**Exercise instructions**. Determine the count of lines holding "raaf" and give that count alone.

**Records to use**.
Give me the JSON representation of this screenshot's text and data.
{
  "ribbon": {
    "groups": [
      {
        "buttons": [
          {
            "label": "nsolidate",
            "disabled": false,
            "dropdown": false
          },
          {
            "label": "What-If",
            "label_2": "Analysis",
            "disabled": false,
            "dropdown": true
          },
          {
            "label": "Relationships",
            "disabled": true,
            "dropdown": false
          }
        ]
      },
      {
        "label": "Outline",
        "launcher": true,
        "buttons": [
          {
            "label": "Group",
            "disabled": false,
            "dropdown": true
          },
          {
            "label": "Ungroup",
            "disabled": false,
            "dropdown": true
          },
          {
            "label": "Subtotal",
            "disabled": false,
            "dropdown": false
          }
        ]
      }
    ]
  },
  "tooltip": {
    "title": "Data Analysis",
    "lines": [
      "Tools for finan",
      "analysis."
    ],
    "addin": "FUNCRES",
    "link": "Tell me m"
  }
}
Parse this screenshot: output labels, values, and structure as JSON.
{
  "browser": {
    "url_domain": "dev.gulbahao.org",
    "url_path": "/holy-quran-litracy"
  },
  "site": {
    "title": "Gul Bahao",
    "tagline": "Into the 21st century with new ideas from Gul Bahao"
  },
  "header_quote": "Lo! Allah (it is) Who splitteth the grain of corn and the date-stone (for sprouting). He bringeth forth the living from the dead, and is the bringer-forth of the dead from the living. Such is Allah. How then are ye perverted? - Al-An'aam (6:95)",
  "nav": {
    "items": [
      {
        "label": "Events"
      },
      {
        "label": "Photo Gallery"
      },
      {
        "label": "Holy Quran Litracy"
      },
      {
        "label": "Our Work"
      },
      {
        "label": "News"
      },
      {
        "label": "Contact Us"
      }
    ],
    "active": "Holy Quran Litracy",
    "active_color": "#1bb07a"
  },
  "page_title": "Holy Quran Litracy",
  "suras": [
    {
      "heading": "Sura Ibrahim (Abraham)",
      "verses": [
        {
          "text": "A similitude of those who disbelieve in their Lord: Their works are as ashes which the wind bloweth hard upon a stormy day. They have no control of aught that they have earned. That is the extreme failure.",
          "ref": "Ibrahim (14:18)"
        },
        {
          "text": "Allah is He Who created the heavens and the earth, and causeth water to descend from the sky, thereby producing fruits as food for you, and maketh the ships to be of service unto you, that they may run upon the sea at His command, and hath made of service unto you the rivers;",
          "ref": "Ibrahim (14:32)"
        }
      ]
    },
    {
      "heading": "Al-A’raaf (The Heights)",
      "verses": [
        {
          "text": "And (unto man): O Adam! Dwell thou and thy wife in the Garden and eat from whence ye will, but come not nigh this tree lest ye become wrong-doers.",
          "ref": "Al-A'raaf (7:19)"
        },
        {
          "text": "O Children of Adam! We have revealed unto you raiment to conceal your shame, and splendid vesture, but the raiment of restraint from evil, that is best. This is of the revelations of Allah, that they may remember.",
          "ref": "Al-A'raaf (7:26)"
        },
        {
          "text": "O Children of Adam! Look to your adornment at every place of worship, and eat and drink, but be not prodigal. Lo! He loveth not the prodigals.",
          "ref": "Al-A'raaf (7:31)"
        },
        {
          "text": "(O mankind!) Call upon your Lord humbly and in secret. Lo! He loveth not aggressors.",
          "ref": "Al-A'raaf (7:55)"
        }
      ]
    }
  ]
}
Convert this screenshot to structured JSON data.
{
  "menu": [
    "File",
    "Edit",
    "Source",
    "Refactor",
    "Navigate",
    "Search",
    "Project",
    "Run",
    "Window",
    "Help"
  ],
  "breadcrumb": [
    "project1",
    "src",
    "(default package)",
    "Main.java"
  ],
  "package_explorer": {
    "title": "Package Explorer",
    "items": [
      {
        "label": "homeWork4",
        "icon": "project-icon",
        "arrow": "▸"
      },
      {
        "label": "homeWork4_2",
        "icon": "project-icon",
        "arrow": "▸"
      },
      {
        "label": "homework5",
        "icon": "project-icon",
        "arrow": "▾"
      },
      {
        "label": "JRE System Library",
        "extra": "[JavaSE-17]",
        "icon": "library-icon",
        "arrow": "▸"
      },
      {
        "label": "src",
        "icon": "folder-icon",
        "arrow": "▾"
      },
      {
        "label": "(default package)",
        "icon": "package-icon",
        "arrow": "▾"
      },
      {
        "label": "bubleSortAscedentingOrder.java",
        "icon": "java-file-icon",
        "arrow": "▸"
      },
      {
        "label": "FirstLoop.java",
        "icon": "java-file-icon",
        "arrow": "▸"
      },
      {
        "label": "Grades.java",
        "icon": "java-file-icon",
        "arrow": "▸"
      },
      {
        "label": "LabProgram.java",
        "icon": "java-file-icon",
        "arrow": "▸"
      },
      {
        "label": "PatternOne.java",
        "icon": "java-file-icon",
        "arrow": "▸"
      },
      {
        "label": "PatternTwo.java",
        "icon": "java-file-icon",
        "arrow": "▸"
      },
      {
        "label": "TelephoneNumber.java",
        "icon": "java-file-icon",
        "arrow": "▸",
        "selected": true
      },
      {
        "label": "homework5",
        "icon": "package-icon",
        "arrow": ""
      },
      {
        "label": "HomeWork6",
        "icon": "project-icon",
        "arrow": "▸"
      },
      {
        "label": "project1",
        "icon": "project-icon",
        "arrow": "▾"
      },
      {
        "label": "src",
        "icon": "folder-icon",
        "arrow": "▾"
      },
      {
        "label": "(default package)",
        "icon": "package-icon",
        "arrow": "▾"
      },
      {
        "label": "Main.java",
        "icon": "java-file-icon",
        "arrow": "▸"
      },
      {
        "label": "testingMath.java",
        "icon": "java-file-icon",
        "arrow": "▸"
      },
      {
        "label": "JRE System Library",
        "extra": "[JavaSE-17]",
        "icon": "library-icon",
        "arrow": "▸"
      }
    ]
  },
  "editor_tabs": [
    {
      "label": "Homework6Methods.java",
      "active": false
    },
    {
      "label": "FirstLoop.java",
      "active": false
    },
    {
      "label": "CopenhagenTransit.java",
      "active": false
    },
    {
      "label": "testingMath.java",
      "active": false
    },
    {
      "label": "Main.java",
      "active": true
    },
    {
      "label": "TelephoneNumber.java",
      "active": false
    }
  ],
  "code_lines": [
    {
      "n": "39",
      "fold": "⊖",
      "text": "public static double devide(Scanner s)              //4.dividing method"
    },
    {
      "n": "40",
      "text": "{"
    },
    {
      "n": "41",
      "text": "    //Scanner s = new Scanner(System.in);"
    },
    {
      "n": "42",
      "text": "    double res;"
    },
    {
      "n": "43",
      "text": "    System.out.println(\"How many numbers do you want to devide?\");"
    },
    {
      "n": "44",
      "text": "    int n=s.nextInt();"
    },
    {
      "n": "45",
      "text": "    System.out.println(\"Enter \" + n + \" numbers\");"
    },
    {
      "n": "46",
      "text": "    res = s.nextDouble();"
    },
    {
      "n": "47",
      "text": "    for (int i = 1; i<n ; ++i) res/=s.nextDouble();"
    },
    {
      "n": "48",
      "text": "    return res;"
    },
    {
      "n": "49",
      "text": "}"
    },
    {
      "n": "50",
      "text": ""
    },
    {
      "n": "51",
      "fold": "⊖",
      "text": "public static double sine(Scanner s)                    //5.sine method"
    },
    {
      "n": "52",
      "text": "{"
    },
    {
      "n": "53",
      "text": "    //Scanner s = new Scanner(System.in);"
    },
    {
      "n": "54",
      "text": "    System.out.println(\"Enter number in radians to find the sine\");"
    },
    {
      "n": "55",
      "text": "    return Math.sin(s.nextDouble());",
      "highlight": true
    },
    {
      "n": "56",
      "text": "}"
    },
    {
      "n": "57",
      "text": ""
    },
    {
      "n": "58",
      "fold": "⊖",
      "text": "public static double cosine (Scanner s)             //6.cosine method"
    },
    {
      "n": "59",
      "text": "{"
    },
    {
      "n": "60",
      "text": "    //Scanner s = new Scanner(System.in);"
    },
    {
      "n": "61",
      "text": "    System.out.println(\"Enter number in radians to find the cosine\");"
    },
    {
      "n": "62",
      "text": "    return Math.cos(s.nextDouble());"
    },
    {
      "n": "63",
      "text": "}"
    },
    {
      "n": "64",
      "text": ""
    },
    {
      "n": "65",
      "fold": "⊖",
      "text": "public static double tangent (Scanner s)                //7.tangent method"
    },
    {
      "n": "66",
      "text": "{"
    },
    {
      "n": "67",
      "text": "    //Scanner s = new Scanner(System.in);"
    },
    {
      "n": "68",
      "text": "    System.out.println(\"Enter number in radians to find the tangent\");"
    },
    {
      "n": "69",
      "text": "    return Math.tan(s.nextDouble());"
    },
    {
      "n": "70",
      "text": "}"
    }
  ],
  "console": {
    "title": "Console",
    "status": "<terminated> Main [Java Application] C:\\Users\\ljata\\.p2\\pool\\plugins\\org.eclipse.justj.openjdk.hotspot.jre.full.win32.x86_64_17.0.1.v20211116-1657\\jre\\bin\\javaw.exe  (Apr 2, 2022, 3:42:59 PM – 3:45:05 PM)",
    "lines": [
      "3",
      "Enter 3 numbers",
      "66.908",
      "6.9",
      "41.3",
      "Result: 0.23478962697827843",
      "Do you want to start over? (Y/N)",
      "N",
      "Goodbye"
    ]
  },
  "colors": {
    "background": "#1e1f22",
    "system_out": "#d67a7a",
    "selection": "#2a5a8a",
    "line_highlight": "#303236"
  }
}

**Exercise solution**. 5